## BEGIN Entries provided
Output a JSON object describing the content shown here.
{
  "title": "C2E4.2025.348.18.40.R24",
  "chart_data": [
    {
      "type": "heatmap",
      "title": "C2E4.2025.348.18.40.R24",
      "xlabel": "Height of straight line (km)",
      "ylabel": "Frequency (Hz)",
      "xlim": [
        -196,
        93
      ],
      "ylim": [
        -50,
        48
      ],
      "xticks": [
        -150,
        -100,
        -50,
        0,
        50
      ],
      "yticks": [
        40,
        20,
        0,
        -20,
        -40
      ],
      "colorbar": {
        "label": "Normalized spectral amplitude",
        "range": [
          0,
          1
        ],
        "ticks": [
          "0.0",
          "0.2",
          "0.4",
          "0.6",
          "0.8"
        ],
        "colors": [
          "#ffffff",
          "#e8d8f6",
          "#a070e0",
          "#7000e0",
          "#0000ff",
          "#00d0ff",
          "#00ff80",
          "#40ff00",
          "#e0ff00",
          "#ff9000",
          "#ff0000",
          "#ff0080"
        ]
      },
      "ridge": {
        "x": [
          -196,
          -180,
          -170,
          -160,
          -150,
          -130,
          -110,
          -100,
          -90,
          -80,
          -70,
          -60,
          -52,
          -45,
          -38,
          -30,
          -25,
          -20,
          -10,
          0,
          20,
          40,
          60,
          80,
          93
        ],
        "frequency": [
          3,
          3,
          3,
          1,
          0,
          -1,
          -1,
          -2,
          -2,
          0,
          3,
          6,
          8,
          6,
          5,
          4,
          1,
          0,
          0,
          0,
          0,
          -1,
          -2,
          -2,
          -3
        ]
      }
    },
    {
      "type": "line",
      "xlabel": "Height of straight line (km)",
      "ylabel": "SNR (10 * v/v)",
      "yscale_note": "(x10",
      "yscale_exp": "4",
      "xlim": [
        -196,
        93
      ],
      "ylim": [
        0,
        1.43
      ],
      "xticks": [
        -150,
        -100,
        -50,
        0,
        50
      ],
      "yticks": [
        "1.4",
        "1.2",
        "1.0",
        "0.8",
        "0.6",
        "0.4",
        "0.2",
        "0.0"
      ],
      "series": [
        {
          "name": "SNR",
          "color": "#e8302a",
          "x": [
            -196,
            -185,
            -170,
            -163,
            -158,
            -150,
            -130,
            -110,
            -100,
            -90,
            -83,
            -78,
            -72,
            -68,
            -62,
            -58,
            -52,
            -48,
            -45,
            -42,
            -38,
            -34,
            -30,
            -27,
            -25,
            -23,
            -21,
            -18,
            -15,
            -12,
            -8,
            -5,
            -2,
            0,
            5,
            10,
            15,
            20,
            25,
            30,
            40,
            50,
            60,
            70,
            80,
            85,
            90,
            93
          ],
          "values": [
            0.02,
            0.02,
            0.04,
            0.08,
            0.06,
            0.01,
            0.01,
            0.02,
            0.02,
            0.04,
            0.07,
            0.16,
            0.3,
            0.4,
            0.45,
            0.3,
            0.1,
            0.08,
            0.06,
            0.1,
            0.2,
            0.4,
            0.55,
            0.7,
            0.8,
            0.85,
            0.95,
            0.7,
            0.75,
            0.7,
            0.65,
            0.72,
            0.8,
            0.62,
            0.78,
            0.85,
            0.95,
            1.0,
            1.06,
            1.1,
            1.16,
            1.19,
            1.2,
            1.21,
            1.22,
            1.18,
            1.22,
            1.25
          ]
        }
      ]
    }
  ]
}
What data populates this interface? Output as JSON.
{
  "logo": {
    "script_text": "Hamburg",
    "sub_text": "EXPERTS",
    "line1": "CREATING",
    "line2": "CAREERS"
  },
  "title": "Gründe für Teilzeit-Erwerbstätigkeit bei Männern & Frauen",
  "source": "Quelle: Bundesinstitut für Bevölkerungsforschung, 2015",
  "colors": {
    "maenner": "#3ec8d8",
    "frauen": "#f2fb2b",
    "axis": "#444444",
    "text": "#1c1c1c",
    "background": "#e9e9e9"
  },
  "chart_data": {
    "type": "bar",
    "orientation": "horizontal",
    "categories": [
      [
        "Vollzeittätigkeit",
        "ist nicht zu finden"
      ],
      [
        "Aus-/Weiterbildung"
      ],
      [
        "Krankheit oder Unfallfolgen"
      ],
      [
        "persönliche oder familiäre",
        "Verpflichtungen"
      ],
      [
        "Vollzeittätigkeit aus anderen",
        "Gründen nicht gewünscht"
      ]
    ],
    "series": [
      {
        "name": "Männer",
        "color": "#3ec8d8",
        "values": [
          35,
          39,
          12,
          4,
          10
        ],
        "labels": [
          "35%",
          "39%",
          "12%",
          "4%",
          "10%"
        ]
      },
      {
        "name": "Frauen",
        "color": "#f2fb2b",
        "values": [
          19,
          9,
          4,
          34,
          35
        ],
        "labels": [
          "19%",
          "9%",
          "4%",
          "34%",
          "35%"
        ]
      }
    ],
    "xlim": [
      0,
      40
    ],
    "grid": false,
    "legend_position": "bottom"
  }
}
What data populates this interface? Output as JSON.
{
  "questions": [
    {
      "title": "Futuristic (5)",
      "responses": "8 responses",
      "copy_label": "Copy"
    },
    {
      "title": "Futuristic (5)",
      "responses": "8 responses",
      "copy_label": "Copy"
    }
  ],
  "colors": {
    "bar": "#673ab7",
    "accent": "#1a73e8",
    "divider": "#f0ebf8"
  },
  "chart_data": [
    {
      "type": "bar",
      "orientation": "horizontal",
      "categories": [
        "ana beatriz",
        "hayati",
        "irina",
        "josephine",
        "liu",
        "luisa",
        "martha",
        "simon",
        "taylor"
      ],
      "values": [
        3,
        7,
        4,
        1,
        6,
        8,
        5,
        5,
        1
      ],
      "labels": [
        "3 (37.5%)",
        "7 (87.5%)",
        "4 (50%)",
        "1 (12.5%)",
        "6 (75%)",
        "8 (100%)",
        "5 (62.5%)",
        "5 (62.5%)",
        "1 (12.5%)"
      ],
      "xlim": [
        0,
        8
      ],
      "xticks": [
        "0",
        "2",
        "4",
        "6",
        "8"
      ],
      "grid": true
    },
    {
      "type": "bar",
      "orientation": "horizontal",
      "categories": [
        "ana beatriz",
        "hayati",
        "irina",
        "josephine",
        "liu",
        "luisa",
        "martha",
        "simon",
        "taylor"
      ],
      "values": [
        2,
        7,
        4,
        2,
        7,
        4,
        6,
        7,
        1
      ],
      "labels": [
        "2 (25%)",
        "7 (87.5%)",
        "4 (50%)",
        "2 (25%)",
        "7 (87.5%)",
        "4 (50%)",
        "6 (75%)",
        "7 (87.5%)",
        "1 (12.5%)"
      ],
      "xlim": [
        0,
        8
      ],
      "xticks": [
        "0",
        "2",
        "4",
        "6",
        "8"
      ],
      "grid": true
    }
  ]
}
## END Entries provided
[Exercise brief]
Which lines of the data include "type"? Copy each of them.

[Result of the exercise]
      "type": "heatmap",
      "type": "line",
    "type": "bar",
      "type": "bar",
      "type": "bar",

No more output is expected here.